- [WHAT YOU SHOULD DO]: Every line from the one containing "Give me the" through the end of the listing below goes in the output, exactly and without pictures.

********************

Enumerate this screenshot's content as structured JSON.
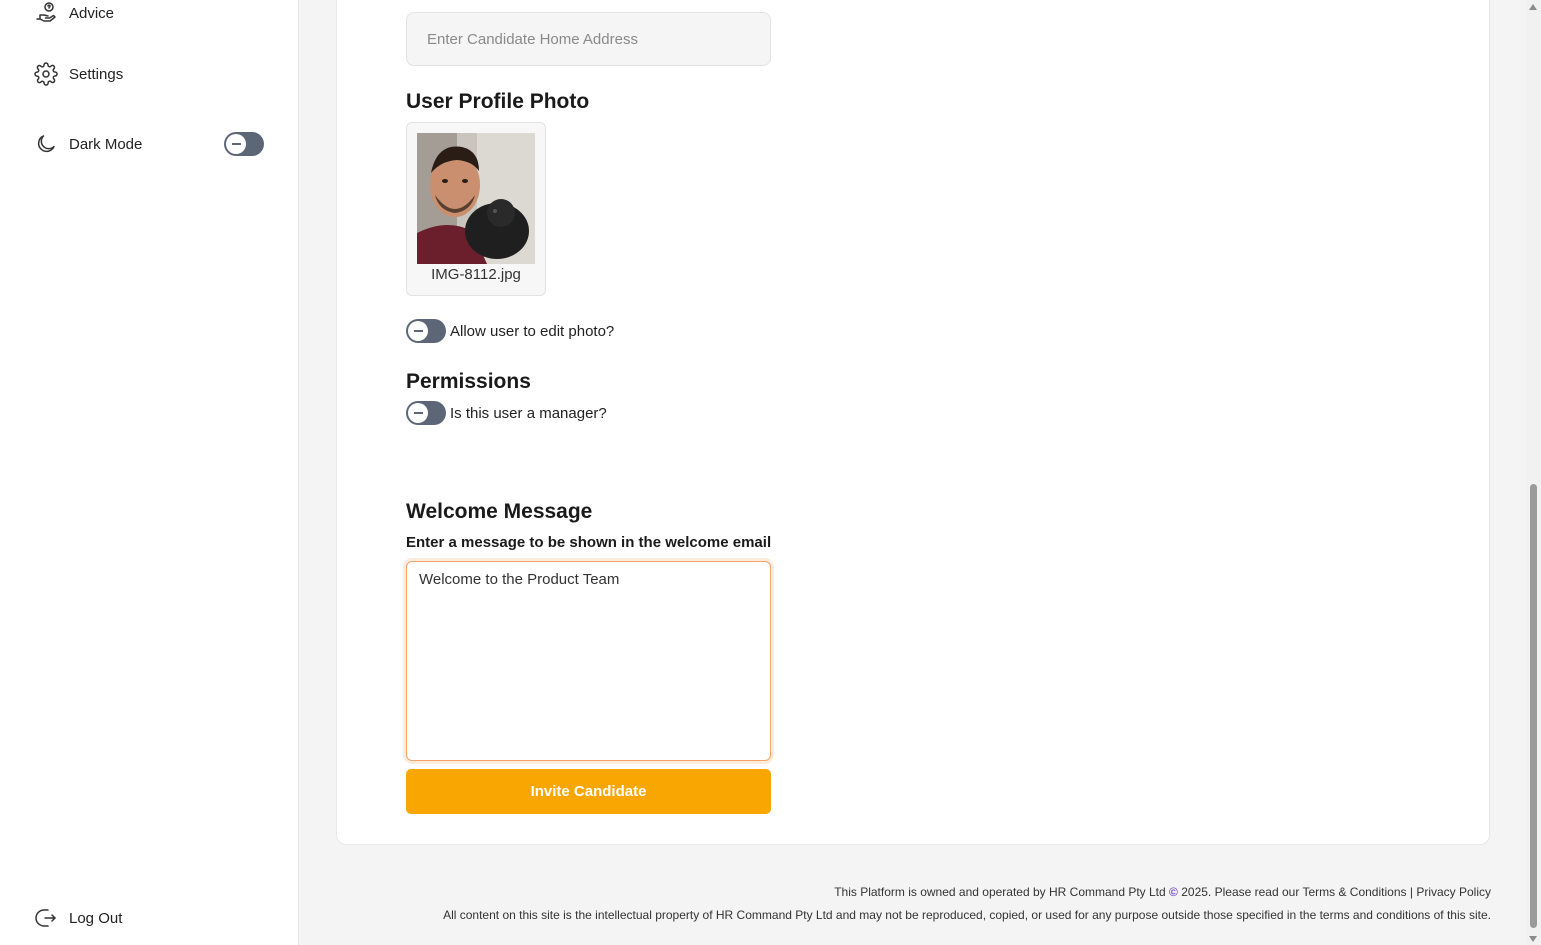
{
  "sidebar": {
    "items": [
      {
        "label": "Advice",
        "icon": "advice-hand-icon"
      },
      {
        "label": "Settings",
        "icon": "gear-icon"
      },
      {
        "label": "Dark Mode",
        "icon": "moon-icon",
        "toggle": false
      }
    ],
    "logout_label": "Log Out"
  },
  "form": {
    "address_placeholder": "Enter Candidate Home Address",
    "photo_section_title": "User Profile Photo",
    "photo_filename": "IMG-8112.jpg",
    "allow_edit_photo_label": "Allow user to edit photo?",
    "permissions_title": "Permissions",
    "manager_label": "Is this user a manager?",
    "welcome_title": "Welcome Message",
    "welcome_sublabel": "Enter a message to be shown in the welcome email",
    "welcome_value": "Welcome to the Product Team",
    "invite_button_label": "Invite Candidate"
  },
  "footer": {
    "line1_prefix": "This Platform is owned and operated by HR Command Pty Ltd",
    "copyright_symbol": "©",
    "line1_suffix": "2025. Please read our",
    "terms_link": "Terms & Conditions",
    "separator": "|",
    "privacy_link": "Privacy Policy",
    "line2": "All content on this site is the intellectual property of HR Command Pty Ltd and may not be reproduced, copied, or used for any purpose outside those specified in the terms and conditions of this site."
  },
  "colors": {
    "accent": "#f9a602",
    "toggle_off": "#5c6677",
    "focus_border": "#f4a46a"
  }
}
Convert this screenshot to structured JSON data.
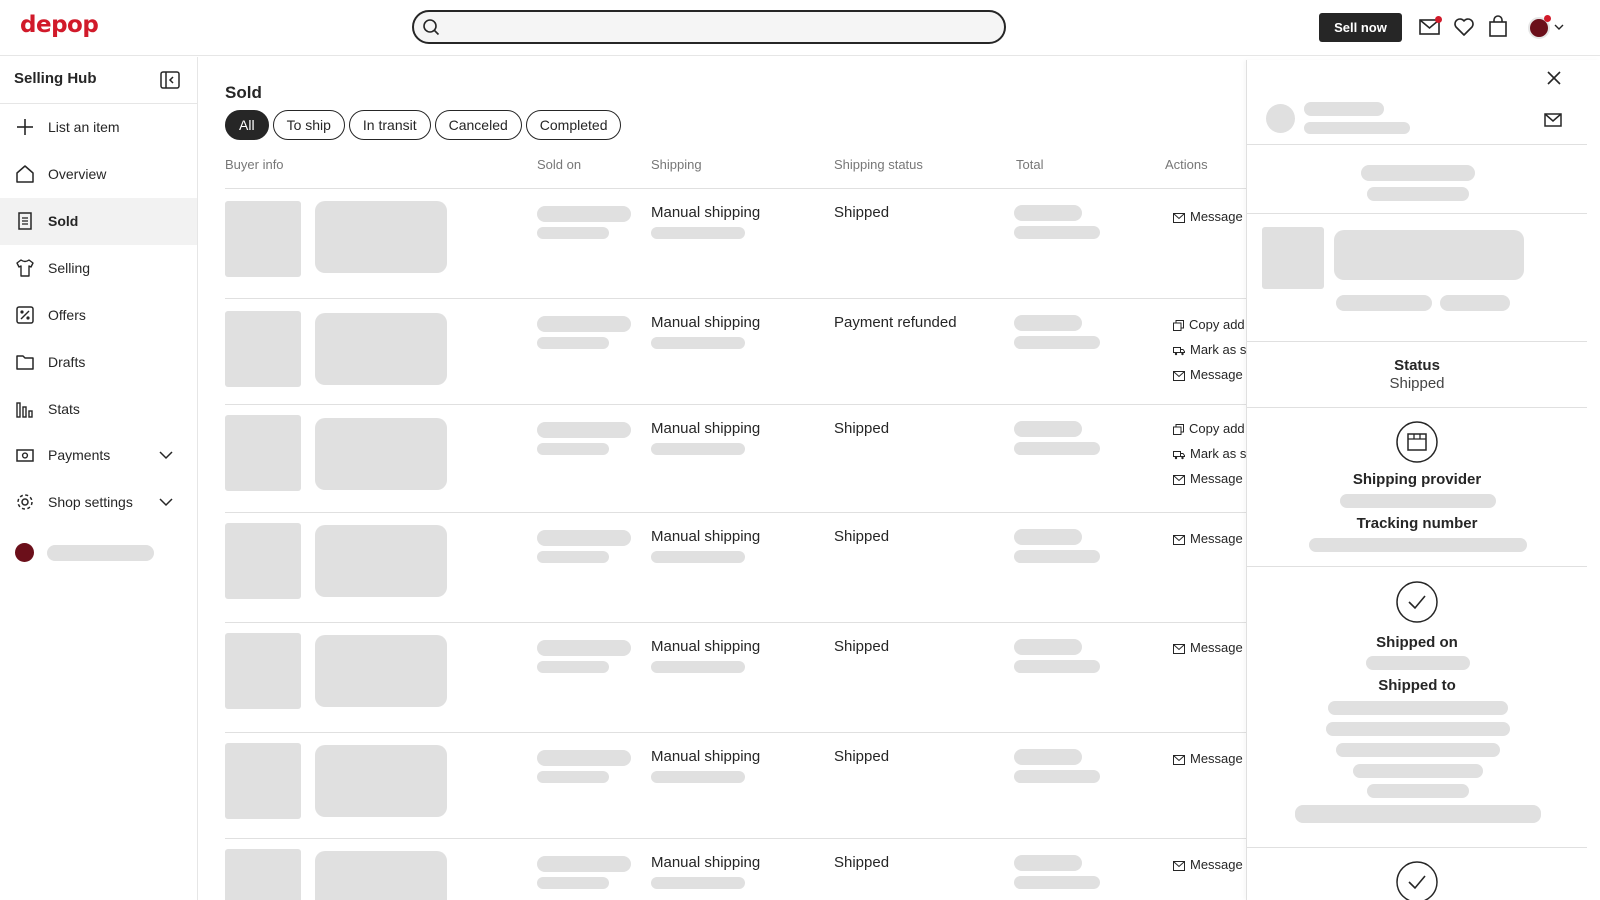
{
  "brand": {
    "logo": "depop",
    "accent": "#d11a2a"
  },
  "header": {
    "search_placeholder": "",
    "sell_now": "Sell now",
    "icons": [
      "search-icon",
      "mail-icon",
      "heart-icon",
      "bag-icon",
      "avatar",
      "chevron-down-icon"
    ]
  },
  "sidebar": {
    "title": "Selling Hub",
    "items": [
      {
        "label": "List an item",
        "icon": "plus-icon"
      },
      {
        "label": "Overview",
        "icon": "home-icon"
      },
      {
        "label": "Sold",
        "icon": "receipt-icon",
        "active": true
      },
      {
        "label": "Selling",
        "icon": "shirt-icon"
      },
      {
        "label": "Offers",
        "icon": "offers-icon"
      },
      {
        "label": "Drafts",
        "icon": "folder-icon"
      },
      {
        "label": "Stats",
        "icon": "stats-icon"
      },
      {
        "label": "Payments",
        "icon": "wallet-icon",
        "expandable": true
      },
      {
        "label": "Shop settings",
        "icon": "gear-icon",
        "expandable": true
      }
    ]
  },
  "main": {
    "title": "Sold",
    "filters": [
      "All",
      "To ship",
      "In transit",
      "Canceled",
      "Completed"
    ],
    "active_filter": "All",
    "columns": [
      "Buyer info",
      "Sold on",
      "Shipping",
      "Shipping status",
      "Total",
      "Actions"
    ],
    "rows": [
      {
        "shipping": "Manual shipping",
        "status": "Shipped",
        "actions": [
          "Message"
        ]
      },
      {
        "shipping": "Manual shipping",
        "status": "Payment refunded",
        "actions": [
          "Copy add",
          "Mark as s",
          "Message"
        ]
      },
      {
        "shipping": "Manual shipping",
        "status": "Shipped",
        "actions": [
          "Copy add",
          "Mark as s",
          "Message"
        ]
      },
      {
        "shipping": "Manual shipping",
        "status": "Shipped",
        "actions": [
          "Message"
        ]
      },
      {
        "shipping": "Manual shipping",
        "status": "Shipped",
        "actions": [
          "Message"
        ]
      },
      {
        "shipping": "Manual shipping",
        "status": "Shipped",
        "actions": [
          "Message"
        ]
      },
      {
        "shipping": "Manual shipping",
        "status": "Shipped",
        "actions": [
          "Message"
        ]
      }
    ]
  },
  "panel": {
    "status_label": "Status",
    "status_value": "Shipped",
    "shipping_provider_label": "Shipping provider",
    "tracking_number_label": "Tracking number",
    "shipped_on_label": "Shipped on",
    "shipped_to_label": "Shipped to"
  }
}
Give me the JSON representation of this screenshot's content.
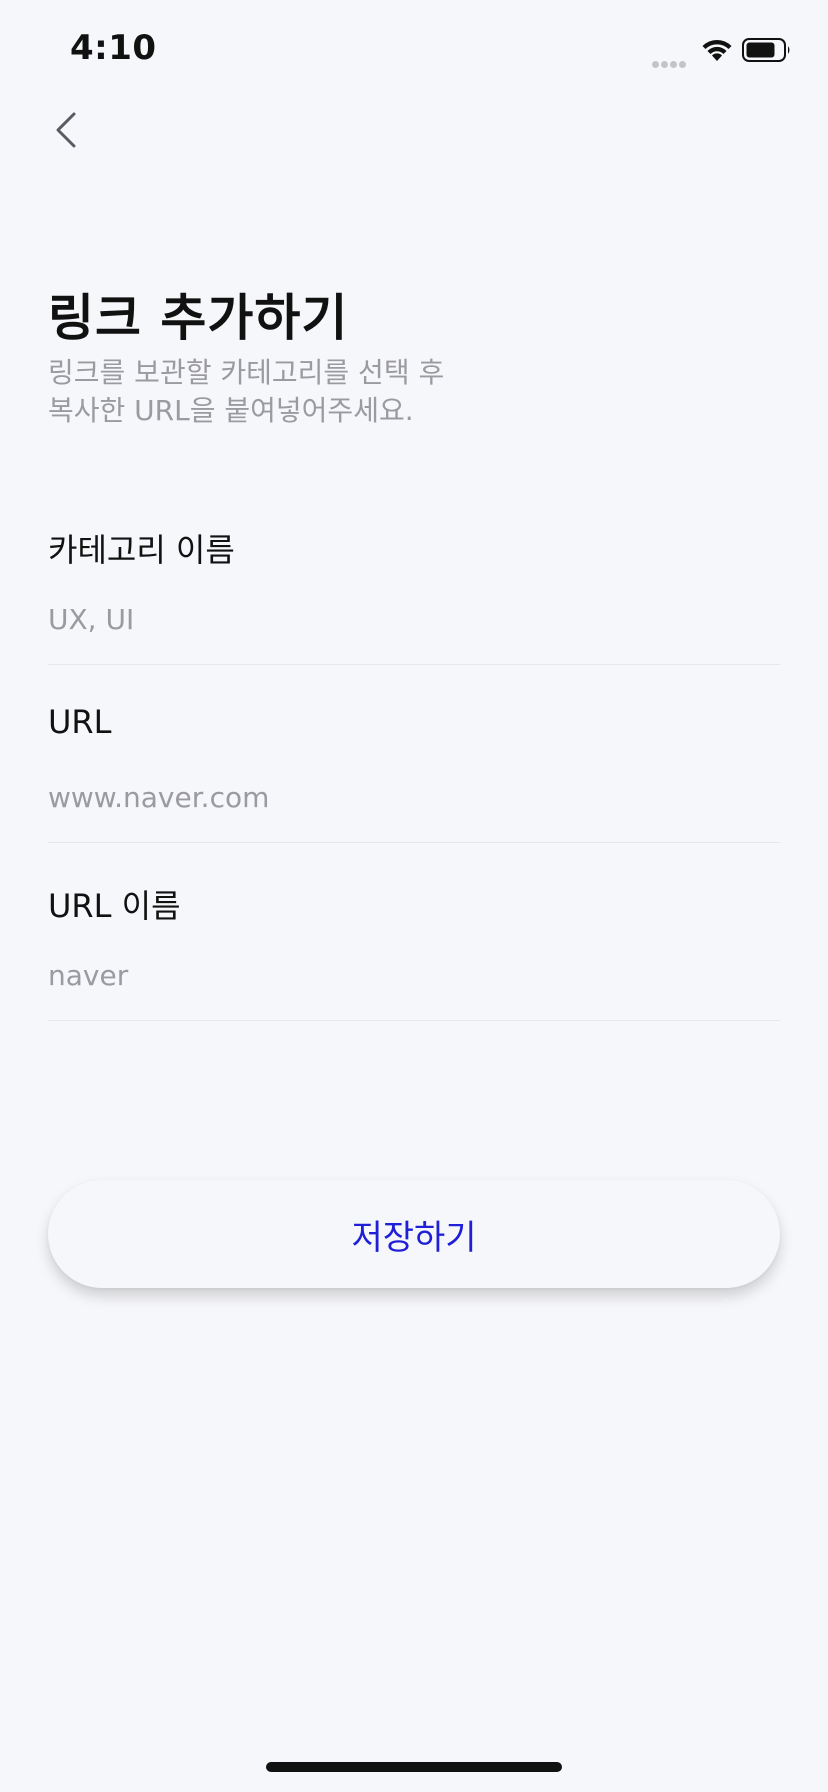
{
  "status_bar": {
    "time": "4:10",
    "icons": [
      "signal-icon",
      "wifi-icon",
      "battery-icon"
    ]
  },
  "header": {
    "back_icon": "chevron-left-icon",
    "title": "링크 추가하기",
    "subtitle_line1": "링크를 보관할 카테고리를 선택 후",
    "subtitle_line2": "복사한 URL을 붙여넣어주세요."
  },
  "form": {
    "category": {
      "label": "카테고리 이름",
      "placeholder": "UX, UI"
    },
    "url": {
      "label": "URL",
      "placeholder": "www.naver.com"
    },
    "url_name": {
      "label": "URL 이름",
      "placeholder": "naver"
    }
  },
  "actions": {
    "save_label": "저장하기"
  },
  "colors": {
    "background": "#f6f7fa",
    "accent": "#1f1fd8",
    "placeholder": "#9a9aa0",
    "divider": "#e6e7eb"
  }
}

********************

- [RESPONSE TO THIS TASK]:
Give me the JSON representation of this screenshot's content.
{
  "status_bar": {
    "time": "4:10",
    "icons": [
      "signal-icon",
      "wifi-icon",
      "battery-icon"
    ]
  },
  "header": {
    "back_icon": "chevron-left-icon",
    "title": "링크 추가하기",
    "subtitle_line1": "링크를 보관할 카테고리를 선택 후",
    "subtitle_line2": "복사한 URL을 붙여넣어주세요."
  },
  "form": {
    "category": {
      "label": "카테고리 이름",
      "placeholder": "UX, UI"
    },
    "url": {
      "label": "URL",
      "placeholder": "www.naver.com"
    },
    "url_name": {
      "label": "URL 이름",
      "placeholder": "naver"
    }
  },
  "actions": {
    "save_label": "저장하기"
  },
  "colors": {
    "background": "#f6f7fa",
    "accent": "#1f1fd8",
    "placeholder": "#9a9aa0",
    "divider": "#e6e7eb"
  }
}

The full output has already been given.